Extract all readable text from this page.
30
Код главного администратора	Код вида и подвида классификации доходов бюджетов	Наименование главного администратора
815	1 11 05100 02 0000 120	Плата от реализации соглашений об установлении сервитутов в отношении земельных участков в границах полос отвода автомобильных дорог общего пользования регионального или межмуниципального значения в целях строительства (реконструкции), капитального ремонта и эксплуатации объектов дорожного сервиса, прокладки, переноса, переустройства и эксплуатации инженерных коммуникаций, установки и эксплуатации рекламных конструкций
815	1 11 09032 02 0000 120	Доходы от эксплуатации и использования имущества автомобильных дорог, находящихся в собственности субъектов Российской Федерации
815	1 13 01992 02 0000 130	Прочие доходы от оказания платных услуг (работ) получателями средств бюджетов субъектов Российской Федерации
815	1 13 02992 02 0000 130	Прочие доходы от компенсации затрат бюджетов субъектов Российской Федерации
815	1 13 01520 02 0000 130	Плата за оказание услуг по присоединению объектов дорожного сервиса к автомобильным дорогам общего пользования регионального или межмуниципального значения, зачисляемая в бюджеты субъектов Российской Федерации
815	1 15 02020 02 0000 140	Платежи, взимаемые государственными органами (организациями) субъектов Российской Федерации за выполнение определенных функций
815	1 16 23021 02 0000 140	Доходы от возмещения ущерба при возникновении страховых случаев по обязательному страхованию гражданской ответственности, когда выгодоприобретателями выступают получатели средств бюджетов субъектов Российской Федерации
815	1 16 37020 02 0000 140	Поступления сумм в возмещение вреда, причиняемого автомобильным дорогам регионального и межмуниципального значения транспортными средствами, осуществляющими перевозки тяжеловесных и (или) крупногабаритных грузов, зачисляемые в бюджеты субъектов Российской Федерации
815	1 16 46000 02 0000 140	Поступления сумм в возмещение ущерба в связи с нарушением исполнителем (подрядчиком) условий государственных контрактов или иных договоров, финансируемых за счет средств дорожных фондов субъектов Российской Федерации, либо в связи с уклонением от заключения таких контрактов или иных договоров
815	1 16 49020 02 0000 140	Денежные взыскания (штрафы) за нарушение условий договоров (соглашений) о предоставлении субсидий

SET EXERCISE -> Restate the data above exactly, keeping each word as it stands.

RESPONSE TO THIS TASK ->
Extract all readable text from this page.
30
Код главного администратора	Код вида и подвида классификации доходов бюджетов	Наименование главного администратора
815	1 11 05100 02 0000 120	Плата от реализации соглашений об установлении сервитутов в отношении земельных участков в границах полос отвода автомобильных дорог общего пользования регионального или межмуниципального значения в целях строительства (реконструкции), капитального ремонта и эксплуатации объектов дорожного сервиса, прокладки, переноса, переустройства и эксплуатации инженерных коммуникаций, установки и эксплуатации рекламных конструкций
815	1 11 09032 02 0000 120	Доходы от эксплуатации и использования имущества автомобильных дорог, находящихся в собственности субъектов Российской Федерации
815	1 13 01992 02 0000 130	Прочие доходы от оказания платных услуг (работ) получателями средств бюджетов субъектов Российской Федерации
815	1 13 02992 02 0000 130	Прочие доходы от компенсации затрат бюджетов субъектов Российской Федерации
815	1 13 01520 02 0000 130	Плата за оказание услуг по присоединению объектов дорожного сервиса к автомобильным дорогам общего пользования регионального или межмуниципального значения, зачисляемая в бюджеты субъектов Российской Федерации
815	1 15 02020 02 0000 140	Платежи, взимаемые государственными органами (организациями) субъектов Российской Федерации за выполнение определенных функций
815	1 16 23021 02 0000 140	Доходы от возмещения ущерба при возникновении страховых случаев по обязательному страхованию гражданской ответственности, когда выгодоприобретателями выступают получатели средств бюджетов субъектов Российской Федерации
815	1 16 37020 02 0000 140	Поступления сумм в возмещение вреда, причиняемого автомобильным дорогам регионального и межмуниципального значения транспортными средствами, осуществляющими перевозки тяжеловесных и (или) крупногабаритных грузов, зачисляемые в бюджеты субъектов Российской Федерации
815	1 16 46000 02 0000 140	Поступления сумм в возмещение ущерба в связи с нарушением исполнителем (подрядчиком) условий государственных контрактов или иных договоров, финансируемых за счет средств дорожных фондов субъектов Российской Федерации, либо в связи с уклонением от заключения таких контрактов или иных договоров
815	1 16 49020 02 0000 140	Денежные взыскания (штрафы) за нарушение условий договоров (соглашений) о предоставлении субсидий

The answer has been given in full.